## PROVIDED RECORDS

■ ■ ■ ■ ■ ■ ■

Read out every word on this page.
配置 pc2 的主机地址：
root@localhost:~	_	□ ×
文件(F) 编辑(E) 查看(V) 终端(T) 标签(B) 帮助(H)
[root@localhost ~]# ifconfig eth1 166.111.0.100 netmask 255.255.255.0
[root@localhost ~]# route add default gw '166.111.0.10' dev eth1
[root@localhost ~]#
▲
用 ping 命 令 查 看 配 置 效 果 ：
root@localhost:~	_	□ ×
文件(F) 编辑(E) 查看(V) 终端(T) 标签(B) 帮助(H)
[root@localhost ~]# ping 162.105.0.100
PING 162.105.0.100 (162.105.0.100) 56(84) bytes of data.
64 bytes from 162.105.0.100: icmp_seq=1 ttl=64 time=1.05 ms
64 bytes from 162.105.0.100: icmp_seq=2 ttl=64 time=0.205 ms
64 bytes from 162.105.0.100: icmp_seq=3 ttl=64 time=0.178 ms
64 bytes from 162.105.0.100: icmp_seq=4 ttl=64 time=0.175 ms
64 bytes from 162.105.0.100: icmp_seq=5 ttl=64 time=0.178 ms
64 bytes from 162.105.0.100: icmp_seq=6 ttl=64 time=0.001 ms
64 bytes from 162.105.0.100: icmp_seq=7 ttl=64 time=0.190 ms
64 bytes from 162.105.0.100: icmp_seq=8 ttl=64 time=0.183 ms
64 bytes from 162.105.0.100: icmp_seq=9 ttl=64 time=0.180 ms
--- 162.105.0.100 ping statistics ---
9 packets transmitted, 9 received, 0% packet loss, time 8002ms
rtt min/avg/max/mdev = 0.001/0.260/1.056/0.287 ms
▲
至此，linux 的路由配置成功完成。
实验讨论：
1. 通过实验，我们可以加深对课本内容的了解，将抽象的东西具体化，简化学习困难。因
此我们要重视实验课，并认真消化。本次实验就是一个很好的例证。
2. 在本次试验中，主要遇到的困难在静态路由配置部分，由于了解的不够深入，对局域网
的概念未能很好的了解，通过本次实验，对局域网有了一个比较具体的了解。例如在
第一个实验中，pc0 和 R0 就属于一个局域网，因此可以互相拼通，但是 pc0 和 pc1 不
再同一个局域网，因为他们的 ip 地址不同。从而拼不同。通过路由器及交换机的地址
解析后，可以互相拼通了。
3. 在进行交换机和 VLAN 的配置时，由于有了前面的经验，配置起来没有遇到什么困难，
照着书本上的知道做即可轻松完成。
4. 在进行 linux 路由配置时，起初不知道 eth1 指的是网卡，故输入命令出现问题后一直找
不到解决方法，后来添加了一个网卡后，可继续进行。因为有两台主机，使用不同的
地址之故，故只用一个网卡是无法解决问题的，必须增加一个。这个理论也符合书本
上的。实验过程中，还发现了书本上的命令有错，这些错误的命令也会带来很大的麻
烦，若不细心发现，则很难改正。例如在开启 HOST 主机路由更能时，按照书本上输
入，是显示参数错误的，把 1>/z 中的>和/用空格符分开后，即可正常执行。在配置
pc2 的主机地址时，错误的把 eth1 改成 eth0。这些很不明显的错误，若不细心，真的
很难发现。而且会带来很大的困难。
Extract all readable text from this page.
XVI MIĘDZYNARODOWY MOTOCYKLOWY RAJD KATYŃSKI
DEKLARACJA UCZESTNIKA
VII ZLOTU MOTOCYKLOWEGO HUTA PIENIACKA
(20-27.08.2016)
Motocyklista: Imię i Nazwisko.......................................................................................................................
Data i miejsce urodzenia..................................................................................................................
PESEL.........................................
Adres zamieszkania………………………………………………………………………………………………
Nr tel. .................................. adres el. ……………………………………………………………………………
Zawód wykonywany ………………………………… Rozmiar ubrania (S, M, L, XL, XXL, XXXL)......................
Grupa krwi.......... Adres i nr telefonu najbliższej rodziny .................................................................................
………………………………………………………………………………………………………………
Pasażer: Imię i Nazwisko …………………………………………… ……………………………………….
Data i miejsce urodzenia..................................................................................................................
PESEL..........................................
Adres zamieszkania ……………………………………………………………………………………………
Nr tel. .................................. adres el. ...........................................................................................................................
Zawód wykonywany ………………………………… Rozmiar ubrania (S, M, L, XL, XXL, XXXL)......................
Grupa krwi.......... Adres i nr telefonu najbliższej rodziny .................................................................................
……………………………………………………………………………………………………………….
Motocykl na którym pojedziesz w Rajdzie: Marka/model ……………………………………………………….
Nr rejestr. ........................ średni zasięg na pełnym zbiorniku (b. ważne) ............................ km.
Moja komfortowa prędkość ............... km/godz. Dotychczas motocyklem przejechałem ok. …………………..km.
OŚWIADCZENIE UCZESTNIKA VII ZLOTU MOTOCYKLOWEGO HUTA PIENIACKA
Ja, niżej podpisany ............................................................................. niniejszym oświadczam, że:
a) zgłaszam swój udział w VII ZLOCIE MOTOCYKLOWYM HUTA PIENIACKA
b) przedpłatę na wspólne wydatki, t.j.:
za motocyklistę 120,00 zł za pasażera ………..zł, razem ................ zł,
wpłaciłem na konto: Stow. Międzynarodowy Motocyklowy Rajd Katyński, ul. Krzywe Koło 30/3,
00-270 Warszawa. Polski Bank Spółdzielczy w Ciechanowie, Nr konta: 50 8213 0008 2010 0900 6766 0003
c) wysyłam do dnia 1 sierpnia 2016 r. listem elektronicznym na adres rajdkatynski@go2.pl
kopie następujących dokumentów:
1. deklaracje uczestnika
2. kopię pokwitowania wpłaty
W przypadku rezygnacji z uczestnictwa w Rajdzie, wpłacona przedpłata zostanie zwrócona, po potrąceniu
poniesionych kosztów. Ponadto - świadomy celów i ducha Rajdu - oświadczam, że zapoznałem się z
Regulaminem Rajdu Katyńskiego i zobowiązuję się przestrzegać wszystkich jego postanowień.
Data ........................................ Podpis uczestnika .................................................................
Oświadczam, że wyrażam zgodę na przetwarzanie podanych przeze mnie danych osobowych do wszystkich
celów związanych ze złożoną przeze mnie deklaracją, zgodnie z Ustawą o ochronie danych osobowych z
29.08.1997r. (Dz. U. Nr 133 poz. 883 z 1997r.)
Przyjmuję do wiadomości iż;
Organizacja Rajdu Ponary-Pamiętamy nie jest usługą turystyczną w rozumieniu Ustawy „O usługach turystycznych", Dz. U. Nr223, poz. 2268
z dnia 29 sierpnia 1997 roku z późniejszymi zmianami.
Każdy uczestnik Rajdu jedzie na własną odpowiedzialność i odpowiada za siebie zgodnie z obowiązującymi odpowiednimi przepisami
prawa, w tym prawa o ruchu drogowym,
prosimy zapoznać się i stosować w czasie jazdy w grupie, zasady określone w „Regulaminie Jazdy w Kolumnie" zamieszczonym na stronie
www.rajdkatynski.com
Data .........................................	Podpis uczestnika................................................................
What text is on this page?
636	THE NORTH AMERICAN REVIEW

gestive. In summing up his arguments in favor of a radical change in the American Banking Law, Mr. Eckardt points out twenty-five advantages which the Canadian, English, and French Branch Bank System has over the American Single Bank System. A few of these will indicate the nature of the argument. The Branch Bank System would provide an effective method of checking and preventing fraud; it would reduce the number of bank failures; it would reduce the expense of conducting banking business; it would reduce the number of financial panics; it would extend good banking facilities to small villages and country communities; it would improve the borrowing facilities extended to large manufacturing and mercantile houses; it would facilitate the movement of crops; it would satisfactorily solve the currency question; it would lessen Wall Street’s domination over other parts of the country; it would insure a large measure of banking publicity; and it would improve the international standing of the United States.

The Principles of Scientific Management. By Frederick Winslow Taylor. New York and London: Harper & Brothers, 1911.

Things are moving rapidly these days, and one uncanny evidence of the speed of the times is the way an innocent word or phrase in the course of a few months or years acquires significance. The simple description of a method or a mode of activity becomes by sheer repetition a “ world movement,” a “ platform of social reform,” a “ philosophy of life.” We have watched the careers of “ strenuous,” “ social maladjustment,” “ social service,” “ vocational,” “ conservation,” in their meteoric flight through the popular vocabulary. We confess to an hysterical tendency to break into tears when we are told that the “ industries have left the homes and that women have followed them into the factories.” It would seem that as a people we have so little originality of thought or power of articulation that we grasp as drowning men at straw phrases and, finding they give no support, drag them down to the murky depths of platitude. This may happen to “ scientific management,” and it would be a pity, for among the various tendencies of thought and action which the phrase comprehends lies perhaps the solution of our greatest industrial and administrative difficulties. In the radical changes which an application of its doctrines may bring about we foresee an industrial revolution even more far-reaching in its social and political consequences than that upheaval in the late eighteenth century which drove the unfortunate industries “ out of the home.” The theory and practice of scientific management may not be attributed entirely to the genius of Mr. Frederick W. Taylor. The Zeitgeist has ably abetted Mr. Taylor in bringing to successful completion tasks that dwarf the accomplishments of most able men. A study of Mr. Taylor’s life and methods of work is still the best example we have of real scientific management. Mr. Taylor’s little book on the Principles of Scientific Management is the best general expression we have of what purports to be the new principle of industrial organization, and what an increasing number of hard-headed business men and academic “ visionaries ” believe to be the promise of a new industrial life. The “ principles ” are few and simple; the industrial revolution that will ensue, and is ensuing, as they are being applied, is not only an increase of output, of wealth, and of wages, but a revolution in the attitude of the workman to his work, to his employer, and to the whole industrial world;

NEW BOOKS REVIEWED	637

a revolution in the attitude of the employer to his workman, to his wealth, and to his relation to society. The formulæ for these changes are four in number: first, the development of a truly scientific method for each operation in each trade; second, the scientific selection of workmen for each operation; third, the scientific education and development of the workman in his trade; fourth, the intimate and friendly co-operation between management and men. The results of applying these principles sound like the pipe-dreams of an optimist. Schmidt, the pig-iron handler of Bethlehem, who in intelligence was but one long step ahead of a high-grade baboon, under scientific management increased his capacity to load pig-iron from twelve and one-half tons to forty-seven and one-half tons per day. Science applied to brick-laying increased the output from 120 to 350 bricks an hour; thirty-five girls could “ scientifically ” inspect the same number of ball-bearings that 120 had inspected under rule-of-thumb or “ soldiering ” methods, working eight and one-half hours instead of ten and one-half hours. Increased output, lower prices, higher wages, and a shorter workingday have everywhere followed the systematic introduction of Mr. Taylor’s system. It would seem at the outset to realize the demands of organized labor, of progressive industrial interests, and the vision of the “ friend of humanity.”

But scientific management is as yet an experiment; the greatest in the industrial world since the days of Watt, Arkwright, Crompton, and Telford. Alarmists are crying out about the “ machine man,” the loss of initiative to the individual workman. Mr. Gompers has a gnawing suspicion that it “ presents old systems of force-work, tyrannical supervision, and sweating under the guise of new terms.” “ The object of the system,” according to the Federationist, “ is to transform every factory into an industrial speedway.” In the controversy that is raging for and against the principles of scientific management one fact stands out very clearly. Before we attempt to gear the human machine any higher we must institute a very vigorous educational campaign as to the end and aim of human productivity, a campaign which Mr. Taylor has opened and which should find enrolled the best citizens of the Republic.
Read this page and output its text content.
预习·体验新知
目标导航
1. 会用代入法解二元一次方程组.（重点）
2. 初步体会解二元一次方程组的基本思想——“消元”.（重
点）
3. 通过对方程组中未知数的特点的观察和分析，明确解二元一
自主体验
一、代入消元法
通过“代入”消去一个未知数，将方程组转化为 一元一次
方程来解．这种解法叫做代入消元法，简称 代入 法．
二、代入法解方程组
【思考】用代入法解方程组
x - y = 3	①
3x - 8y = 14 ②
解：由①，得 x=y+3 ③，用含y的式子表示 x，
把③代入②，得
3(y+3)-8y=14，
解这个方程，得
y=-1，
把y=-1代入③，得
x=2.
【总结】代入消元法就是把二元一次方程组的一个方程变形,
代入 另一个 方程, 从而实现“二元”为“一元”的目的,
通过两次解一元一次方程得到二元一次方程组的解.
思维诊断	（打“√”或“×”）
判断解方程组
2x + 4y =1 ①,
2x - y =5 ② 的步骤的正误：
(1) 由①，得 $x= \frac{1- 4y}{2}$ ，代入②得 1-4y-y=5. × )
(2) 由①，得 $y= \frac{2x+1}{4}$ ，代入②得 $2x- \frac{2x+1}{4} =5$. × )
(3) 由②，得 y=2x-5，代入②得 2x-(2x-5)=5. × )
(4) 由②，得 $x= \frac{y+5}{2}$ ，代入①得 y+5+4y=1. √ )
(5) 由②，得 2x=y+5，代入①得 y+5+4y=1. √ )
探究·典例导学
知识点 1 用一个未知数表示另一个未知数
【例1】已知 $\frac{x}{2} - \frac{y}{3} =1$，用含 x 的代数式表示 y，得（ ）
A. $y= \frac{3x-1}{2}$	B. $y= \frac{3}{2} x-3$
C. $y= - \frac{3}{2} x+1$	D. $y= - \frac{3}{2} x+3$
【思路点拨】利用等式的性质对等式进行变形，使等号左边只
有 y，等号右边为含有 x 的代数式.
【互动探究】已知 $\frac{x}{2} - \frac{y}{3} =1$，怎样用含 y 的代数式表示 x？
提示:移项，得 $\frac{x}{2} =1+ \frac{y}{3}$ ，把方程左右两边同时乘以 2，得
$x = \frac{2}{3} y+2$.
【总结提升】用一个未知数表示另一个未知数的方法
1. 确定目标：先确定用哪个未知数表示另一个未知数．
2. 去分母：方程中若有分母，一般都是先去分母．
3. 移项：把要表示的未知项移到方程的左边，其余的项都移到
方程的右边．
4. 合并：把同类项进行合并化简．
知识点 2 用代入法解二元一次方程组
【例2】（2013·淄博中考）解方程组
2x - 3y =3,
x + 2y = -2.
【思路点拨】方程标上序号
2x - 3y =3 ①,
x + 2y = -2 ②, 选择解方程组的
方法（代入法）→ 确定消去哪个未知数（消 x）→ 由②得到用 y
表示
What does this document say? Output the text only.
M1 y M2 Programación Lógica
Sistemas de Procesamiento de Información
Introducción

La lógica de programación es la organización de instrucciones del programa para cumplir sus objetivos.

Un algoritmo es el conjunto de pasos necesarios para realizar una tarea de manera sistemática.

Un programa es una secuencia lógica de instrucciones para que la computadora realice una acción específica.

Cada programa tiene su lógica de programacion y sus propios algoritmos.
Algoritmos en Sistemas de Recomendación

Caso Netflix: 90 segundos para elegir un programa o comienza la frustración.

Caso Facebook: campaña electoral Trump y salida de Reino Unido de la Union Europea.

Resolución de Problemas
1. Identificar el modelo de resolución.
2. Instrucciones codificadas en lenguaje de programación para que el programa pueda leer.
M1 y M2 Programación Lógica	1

■ ■ ■ ■ ■ ■ ■

Report only how many lines in the records contain the word "代入②得".

3